*Work request:* Please write out the data exactly, line by line.

*Exercise input:*
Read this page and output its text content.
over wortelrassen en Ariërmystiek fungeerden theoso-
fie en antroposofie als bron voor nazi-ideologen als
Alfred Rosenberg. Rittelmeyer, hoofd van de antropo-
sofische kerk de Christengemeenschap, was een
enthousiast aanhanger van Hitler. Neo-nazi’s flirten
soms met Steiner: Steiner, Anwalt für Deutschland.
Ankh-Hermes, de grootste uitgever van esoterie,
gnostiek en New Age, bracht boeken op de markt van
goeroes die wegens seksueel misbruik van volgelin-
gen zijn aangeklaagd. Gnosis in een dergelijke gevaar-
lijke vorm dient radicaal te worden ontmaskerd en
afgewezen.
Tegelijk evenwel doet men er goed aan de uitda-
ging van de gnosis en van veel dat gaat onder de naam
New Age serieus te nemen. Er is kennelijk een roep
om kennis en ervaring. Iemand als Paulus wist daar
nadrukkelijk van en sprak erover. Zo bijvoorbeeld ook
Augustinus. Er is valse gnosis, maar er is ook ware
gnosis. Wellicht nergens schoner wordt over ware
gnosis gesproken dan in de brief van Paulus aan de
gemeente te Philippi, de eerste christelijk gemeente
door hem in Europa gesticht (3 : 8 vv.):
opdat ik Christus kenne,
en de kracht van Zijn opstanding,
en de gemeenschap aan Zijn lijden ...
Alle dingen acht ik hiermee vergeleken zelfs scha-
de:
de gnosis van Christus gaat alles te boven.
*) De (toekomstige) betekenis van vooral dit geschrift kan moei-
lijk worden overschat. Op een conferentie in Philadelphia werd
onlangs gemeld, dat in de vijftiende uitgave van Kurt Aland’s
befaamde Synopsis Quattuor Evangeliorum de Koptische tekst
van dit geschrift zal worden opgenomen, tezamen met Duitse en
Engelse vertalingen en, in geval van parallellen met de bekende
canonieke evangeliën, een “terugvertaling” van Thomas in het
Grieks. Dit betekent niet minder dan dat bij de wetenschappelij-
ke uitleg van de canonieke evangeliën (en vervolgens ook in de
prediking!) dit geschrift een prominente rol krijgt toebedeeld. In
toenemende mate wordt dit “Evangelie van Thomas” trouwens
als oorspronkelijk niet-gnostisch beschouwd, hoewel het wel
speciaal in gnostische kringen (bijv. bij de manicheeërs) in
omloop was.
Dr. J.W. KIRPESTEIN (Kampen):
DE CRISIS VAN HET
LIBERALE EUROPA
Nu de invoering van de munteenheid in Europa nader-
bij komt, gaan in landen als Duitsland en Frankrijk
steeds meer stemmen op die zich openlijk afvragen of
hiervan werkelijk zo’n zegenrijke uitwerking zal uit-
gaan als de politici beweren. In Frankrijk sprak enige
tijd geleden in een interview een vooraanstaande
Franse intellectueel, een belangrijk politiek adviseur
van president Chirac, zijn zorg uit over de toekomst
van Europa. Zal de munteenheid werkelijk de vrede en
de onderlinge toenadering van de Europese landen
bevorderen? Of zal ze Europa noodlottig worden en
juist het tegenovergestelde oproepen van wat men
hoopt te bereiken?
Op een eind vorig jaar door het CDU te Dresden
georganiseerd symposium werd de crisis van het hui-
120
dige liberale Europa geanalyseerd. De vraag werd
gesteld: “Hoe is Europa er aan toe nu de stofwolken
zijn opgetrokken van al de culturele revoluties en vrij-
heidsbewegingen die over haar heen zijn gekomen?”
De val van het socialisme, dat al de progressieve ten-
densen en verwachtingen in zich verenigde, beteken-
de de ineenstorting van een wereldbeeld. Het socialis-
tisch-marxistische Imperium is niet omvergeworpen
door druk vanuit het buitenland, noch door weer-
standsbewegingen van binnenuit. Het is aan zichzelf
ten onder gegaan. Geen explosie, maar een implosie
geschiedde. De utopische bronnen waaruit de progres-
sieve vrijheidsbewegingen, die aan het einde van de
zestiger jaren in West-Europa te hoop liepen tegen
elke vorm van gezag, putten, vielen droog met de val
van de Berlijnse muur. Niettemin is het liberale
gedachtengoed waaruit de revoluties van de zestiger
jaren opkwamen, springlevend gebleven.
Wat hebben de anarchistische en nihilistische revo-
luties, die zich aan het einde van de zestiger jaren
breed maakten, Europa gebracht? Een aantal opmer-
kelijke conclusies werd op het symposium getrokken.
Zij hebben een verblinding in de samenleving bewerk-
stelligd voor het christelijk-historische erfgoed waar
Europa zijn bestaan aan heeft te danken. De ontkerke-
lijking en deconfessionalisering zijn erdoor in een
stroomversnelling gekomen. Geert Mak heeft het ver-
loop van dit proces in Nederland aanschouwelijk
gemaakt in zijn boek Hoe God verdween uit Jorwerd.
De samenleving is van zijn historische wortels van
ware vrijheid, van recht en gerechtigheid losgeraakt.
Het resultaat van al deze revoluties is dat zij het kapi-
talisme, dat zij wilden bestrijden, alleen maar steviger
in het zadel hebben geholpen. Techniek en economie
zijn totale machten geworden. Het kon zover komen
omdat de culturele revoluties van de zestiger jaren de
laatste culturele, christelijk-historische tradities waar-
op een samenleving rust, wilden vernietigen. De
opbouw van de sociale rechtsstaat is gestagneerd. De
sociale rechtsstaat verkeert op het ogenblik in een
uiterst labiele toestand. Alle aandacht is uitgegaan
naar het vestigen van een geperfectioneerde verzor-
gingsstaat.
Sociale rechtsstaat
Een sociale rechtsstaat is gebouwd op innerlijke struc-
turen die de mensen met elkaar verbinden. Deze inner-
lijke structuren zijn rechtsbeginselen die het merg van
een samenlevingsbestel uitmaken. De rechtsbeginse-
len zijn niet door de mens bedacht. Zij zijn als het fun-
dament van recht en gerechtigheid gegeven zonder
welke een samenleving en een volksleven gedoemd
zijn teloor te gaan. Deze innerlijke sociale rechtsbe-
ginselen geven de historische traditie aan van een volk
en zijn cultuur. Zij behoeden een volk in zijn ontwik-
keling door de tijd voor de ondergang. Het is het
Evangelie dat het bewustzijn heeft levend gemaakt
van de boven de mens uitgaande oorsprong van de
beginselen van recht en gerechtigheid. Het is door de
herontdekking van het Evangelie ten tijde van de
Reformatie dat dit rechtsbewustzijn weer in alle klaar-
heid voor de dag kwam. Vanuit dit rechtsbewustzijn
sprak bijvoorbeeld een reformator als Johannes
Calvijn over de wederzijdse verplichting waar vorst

*Exercise solution:*
Read this page and output its text content.
over wortelrassen en Ariërmystiek fungeerden theoso-
fie en antroposofie als bron voor nazi-ideologen als
Alfred Rosenberg. Rittelmeyer, hoofd van de antropo-
sofische kerk de Christengemeenschap, was een
enthousiast aanhanger van Hitler. Neo-nazi’s flirten
soms met Steiner: Steiner, Anwalt für Deutschland.
Ankh-Hermes, de grootste uitgever van esoterie,
gnostiek en New Age, bracht boeken op de markt van
goeroes die wegens seksueel misbruik van volgelin-
gen zijn aangeklaagd. Gnosis in een dergelijke gevaar-
lijke vorm dient radicaal te worden ontmaskerd en
afgewezen.
Tegelijk evenwel doet men er goed aan de uitda-
ging van de gnosis en van veel dat gaat onder de naam
New Age serieus te nemen. Er is kennelijk een roep
om kennis en ervaring. Iemand als Paulus wist daar
nadrukkelijk van en sprak erover. Zo bijvoorbeeld ook
Augustinus. Er is valse gnosis, maar er is ook ware
gnosis. Wellicht nergens schoner wordt over ware
gnosis gesproken dan in de brief van Paulus aan de
gemeente te Philippi, de eerste christelijk gemeente
door hem in Europa gesticht (3 : 8 vv.):
opdat ik Christus kenne,
en de kracht van Zijn opstanding,
en de gemeenschap aan Zijn lijden ...
Alle dingen acht ik hiermee vergeleken zelfs scha-
de:
de gnosis van Christus gaat alles te boven.
*) De (toekomstige) betekenis van vooral dit geschrift kan moei-
lijk worden overschat. Op een conferentie in Philadelphia werd
onlangs gemeld, dat in de vijftiende uitgave van Kurt Aland’s
befaamde Synopsis Quattuor Evangeliorum de Koptische tekst
van dit geschrift zal worden opgenomen, tezamen met Duitse en
Engelse vertalingen en, in geval van parallellen met de bekende
canonieke evangeliën, een “terugvertaling” van Thomas in het
Grieks. Dit betekent niet minder dan dat bij de wetenschappelij-
ke uitleg van de canonieke evangeliën (en vervolgens ook in de
prediking!) dit geschrift een prominente rol krijgt toebedeeld. In
toenemende mate wordt dit “Evangelie van Thomas” trouwens
als oorspronkelijk niet-gnostisch beschouwd, hoewel het wel
speciaal in gnostische kringen (bijv. bij de manicheeërs) in
omloop was.
Dr. J.W. KIRPESTEIN (Kampen):
DE CRISIS VAN HET
LIBERALE EUROPA
Nu de invoering van de munteenheid in Europa nader-
bij komt, gaan in landen als Duitsland en Frankrijk
steeds meer stemmen op die zich openlijk afvragen of
hiervan werkelijk zo’n zegenrijke uitwerking zal uit-
gaan als de politici beweren. In Frankrijk sprak enige
tijd geleden in een interview een vooraanstaande
Franse intellectueel, een belangrijk politiek adviseur
van president Chirac, zijn zorg uit over de toekomst
van Europa. Zal de munteenheid werkelijk de vrede en
de onderlinge toenadering van de Europese landen
bevorderen? Of zal ze Europa noodlottig worden en
juist het tegenovergestelde oproepen van wat men
hoopt te bereiken?
Op een eind vorig jaar door het CDU te Dresden
georganiseerd symposium werd de crisis van het hui-
120
dige liberale Europa geanalyseerd. De vraag werd
gesteld: “Hoe is Europa er aan toe nu de stofwolken
zijn opgetrokken van al de culturele revoluties en vrij-
heidsbewegingen die over haar heen zijn gekomen?”
De val van het socialisme, dat al de progressieve ten-
densen en verwachtingen in zich verenigde, beteken-
de de ineenstorting van een wereldbeeld. Het socialis-
tisch-marxistische Imperium is niet omvergeworpen
door druk vanuit het buitenland, noch door weer-
standsbewegingen van binnenuit. Het is aan zichzelf
ten onder gegaan. Geen explosie, maar een implosie
geschiedde. De utopische bronnen waaruit de progres-
sieve vrijheidsbewegingen, die aan het einde van de
zestiger jaren in West-Europa te hoop liepen tegen
elke vorm van gezag, putten, vielen droog met de val
van de Berlijnse muur. Niettemin is het liberale
gedachtengoed waaruit de revoluties van de zestiger
jaren opkwamen, springlevend gebleven.
Wat hebben de anarchistische en nihilistische revo-
luties, die zich aan het einde van de zestiger jaren
breed maakten, Europa gebracht? Een aantal opmer-
kelijke conclusies werd op het symposium getrokken.
Zij hebben een verblinding in de samenleving bewerk-
stelligd voor het christelijk-historische erfgoed waar
Europa zijn bestaan aan heeft te danken. De ontkerke-
lijking en deconfessionalisering zijn erdoor in een
stroomversnelling gekomen. Geert Mak heeft het ver-
loop van dit proces in Nederland aanschouwelijk
gemaakt in zijn boek Hoe God verdween uit Jorwerd.
De samenleving is van zijn historische wortels van
ware vrijheid, van recht en gerechtigheid losgeraakt.
Het resultaat van al deze revoluties is dat zij het kapi-
talisme, dat zij wilden bestrijden, alleen maar steviger
in het zadel hebben geholpen. Techniek en economie
zijn totale machten geworden. Het kon zover komen
omdat de culturele revoluties van de zestiger jaren de
laatste culturele, christelijk-historische tradities waar-
op een samenleving rust, wilden vernietigen. De
opbouw van de sociale rechtsstaat is gestagneerd. De
sociale rechtsstaat verkeert op het ogenblik in een
uiterst labiele toestand. Alle aandacht is uitgegaan
naar het vestigen van een geperfectioneerde verzor-
gingsstaat.
Sociale rechtsstaat
Een sociale rechtsstaat is gebouwd op innerlijke struc-
turen die de mensen met elkaar verbinden. Deze inner-
lijke structuren zijn rechtsbeginselen die het merg van
een samenlevingsbestel uitmaken. De rechtsbeginse-
len zijn niet door de mens bedacht. Zij zijn als het fun-
dament van recht en gerechtigheid gegeven zonder
welke een samenleving en een volksleven gedoemd
zijn teloor te gaan. Deze innerlijke sociale rechtsbe-
ginselen geven de historische traditie aan van een volk
en zijn cultuur. Zij behoeden een volk in zijn ontwik-
keling door de tijd voor de ondergang. Het is het
Evangelie dat het bewustzijn heeft levend gemaakt
van de boven de mens uitgaande oorsprong van de
beginselen van recht en gerechtigheid. Het is door de
herontdekking van het Evangelie ten tijde van de
Reformatie dat dit rechtsbewustzijn weer in alle klaar-
heid voor de dag kwam. Vanuit dit rechtsbewustzijn
sprak bijvoorbeeld een reformator als Johannes
Calvijn over de wederzijdse verplichting waar vorst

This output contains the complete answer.